▶ _Supplied entries_

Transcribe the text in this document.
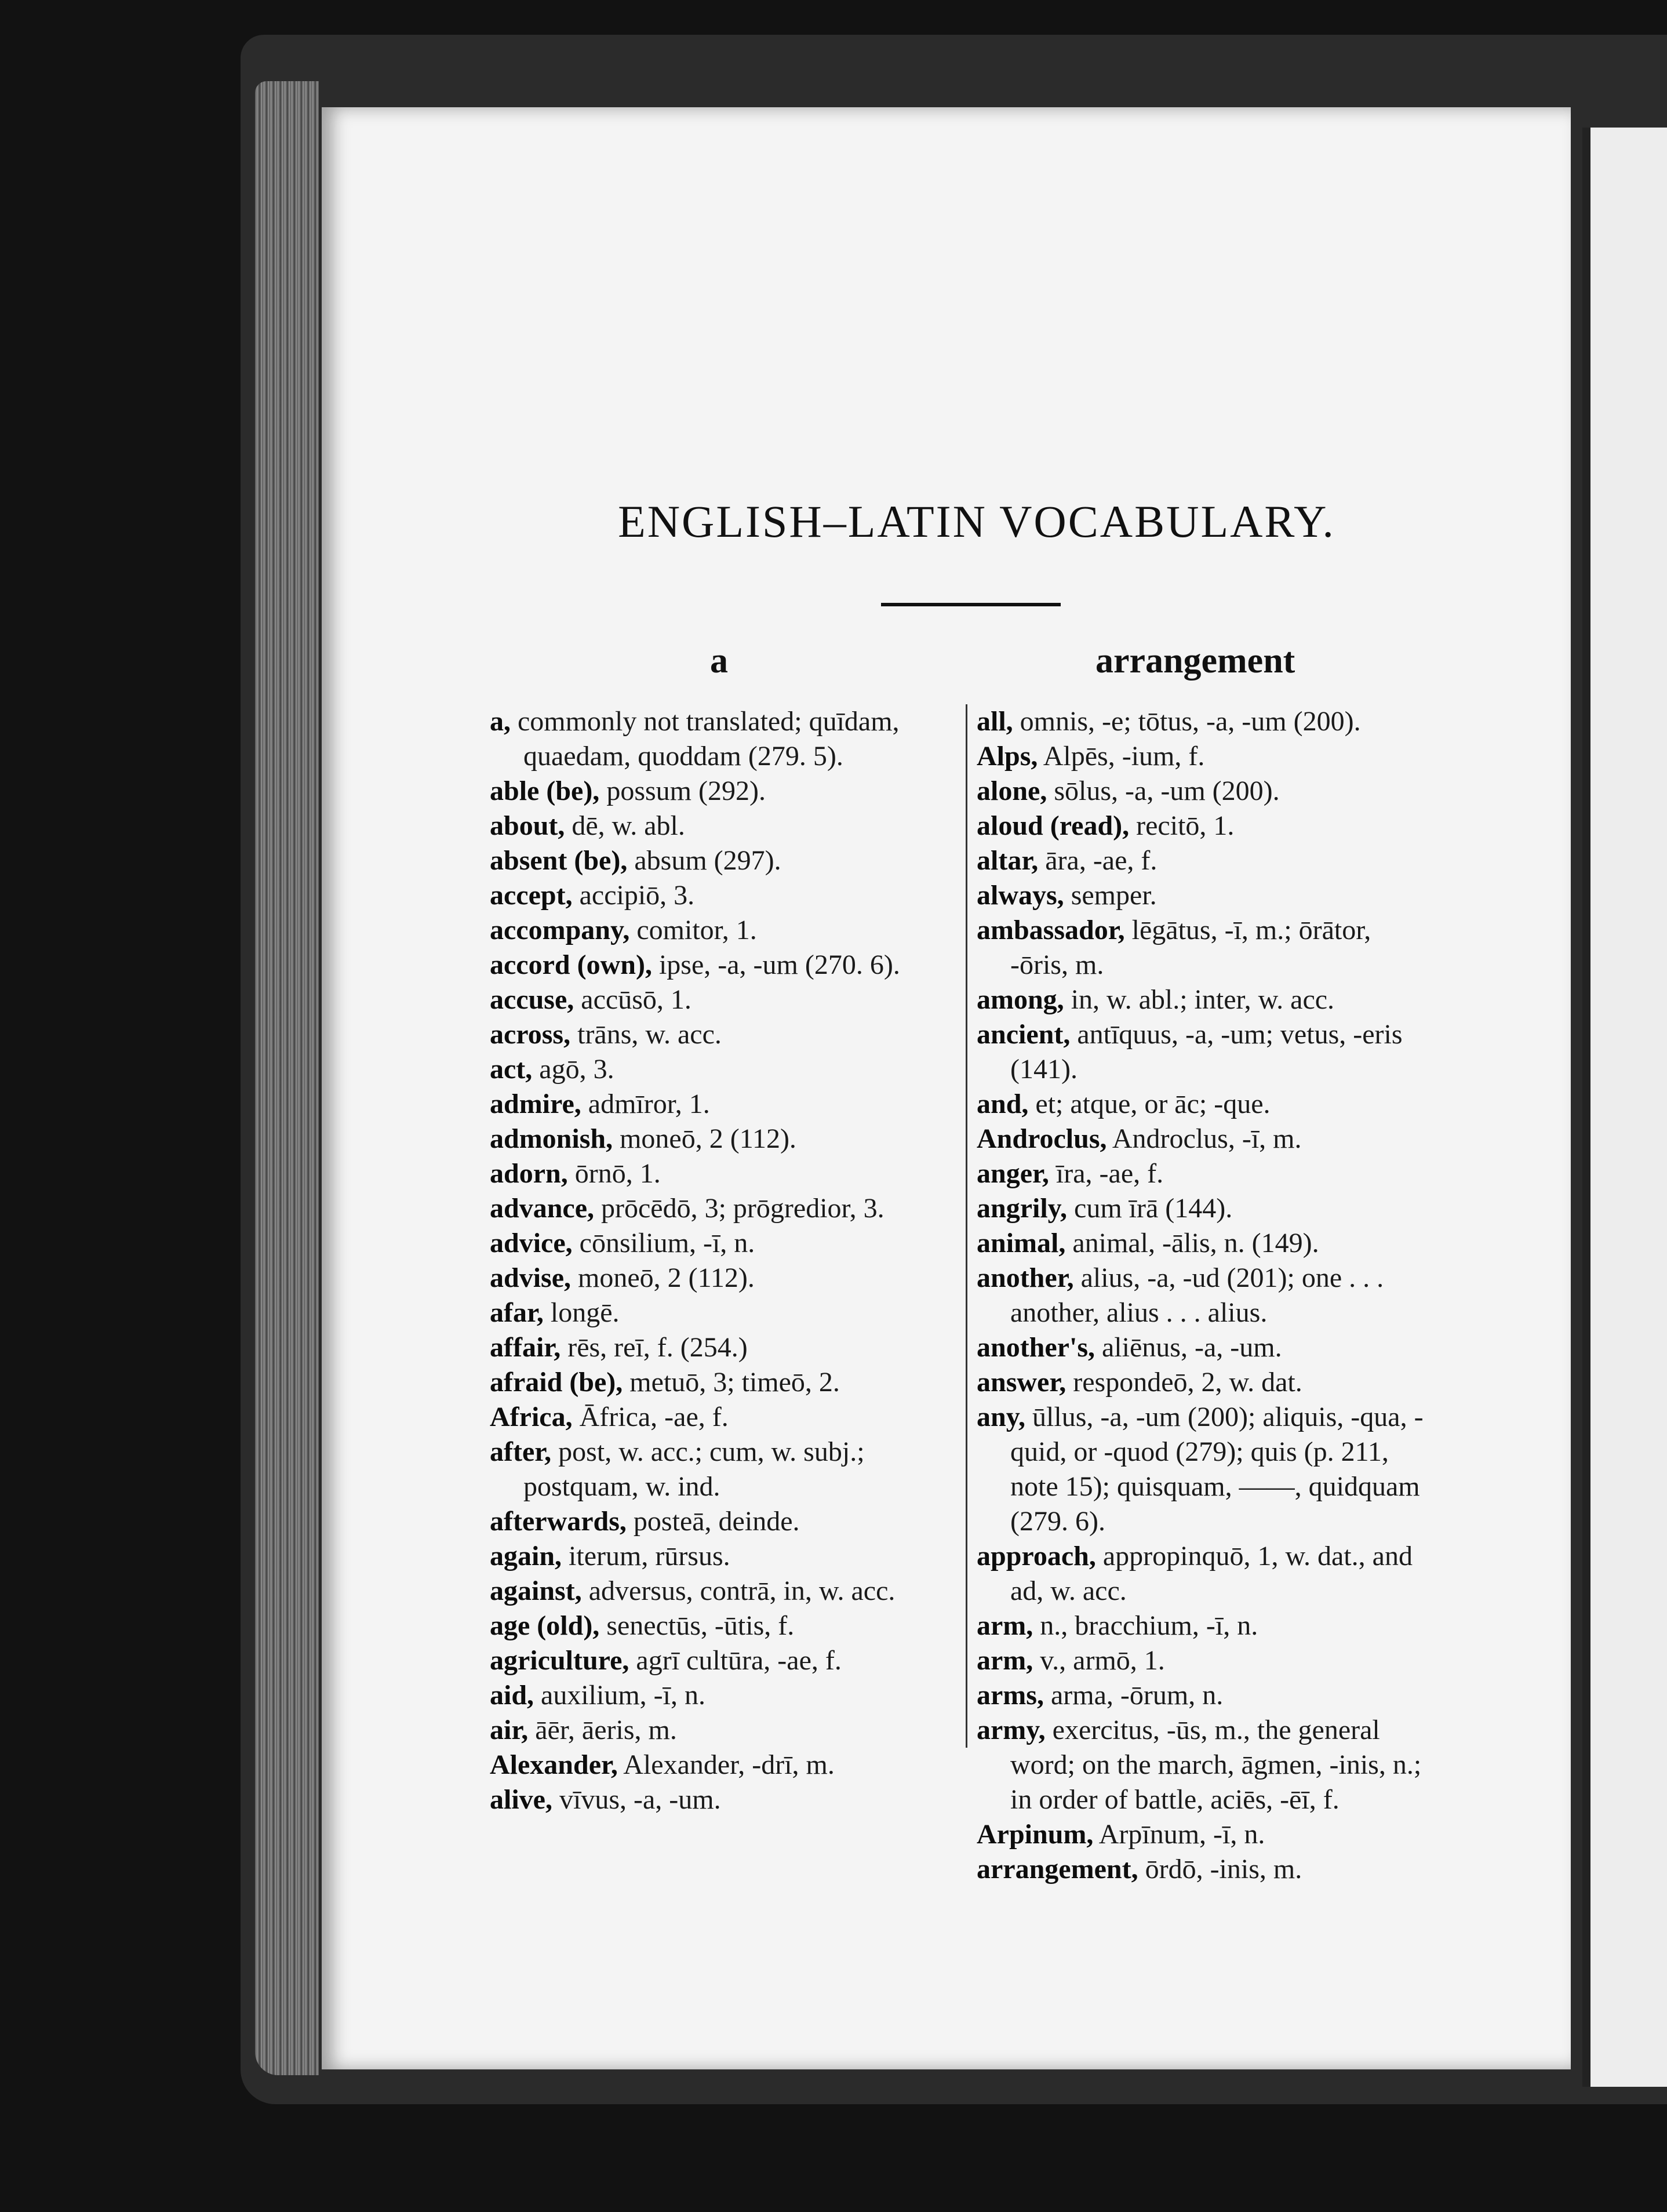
ENGLISH–LATIN VOCABULARY.
a	arrangement
a, commonly not translated; quīdam, quaedam, quoddam (279. 5).
able (be), possum (292).
about, dē, w. abl.
absent (be), absum (297).
accept, accipiō, 3.
accompany, comitor, 1.
accord (own), ipse, -a, -um (270. 6).
accuse, accūsō, 1.
across, trāns, w. acc.
act, agō, 3.
admire, admīror, 1.
admonish, moneō, 2 (112).
adorn, ōrnō, 1.
advance, prōcēdō, 3; prōgredior, 3.
advice, cōnsilium, -ī, n.
advise, moneō, 2 (112).
afar, longē.
affair, rēs, reī, f. (254.)
afraid (be), metuō, 3; timeō, 2.
Africa, Āfrica, -ae, f.
after, post, w. acc.; cum, w. subj.; postquam, w. ind.
afterwards, posteā, deinde.
again, iterum, rūrsus.
against, adversus, contrā, in, w. acc.
age (old), senectūs, -ūtis, f.
agriculture, agrī cultūra, -ae, f.
aid, auxilium, -ī, n.
air, āēr, āeris, m.
Alexander, Alexander, -drī, m.
alive, vīvus, -a, -um.
all, omnis, -e; tōtus, -a, -um (200).
Alps, Alpēs, -ium, f.
alone, sōlus, -a, -um (200).
aloud (read), recitō, 1.
altar, āra, -ae, f.
always, semper.
ambassador, lēgātus, -ī, m.; ōrātor, -ōris, m.
among, in, w. abl.; inter, w. acc.
ancient, antīquus, -a, -um; vetus, -eris (141).
and, et; atque, or āc; -que.
Androclus, Androclus, -ī, m.
anger, īra, -ae, f.
angrily, cum īrā (144).
animal, animal, -ālis, n. (149).
another, alius, -a, -ud (201); one . . . another, alius . . . alius.
another's, aliēnus, -a, -um.
answer, respondeō, 2, w. dat.
any, ūllus, -a, -um (200); aliquis, -qua, -quid, or -quod (279); quis (p. 211, note 15); quisquam, ——, quidquam (279. 6).
approach, appropinquō, 1, w. dat., and ad, w. acc.
arm, n., bracchium, -ī, n.
arm, v., armō, 1.
arms, arma, -ōrum, n.
army, exercitus, -ūs, m., the general word; on the march, āgmen, -inis, n.; in order of battle, aciēs, -ēī, f.
Arpinum, Arpīnum, -ī, n.
arrangement, ōrdō, -inis, m.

▶ _Work instructions_
Gather each line of the records holding the string "another".

▶ _Output below_
another, alius, -a, -ud (201); one . . . another, alius . . . alius.
another's, aliēnus, -a, -um.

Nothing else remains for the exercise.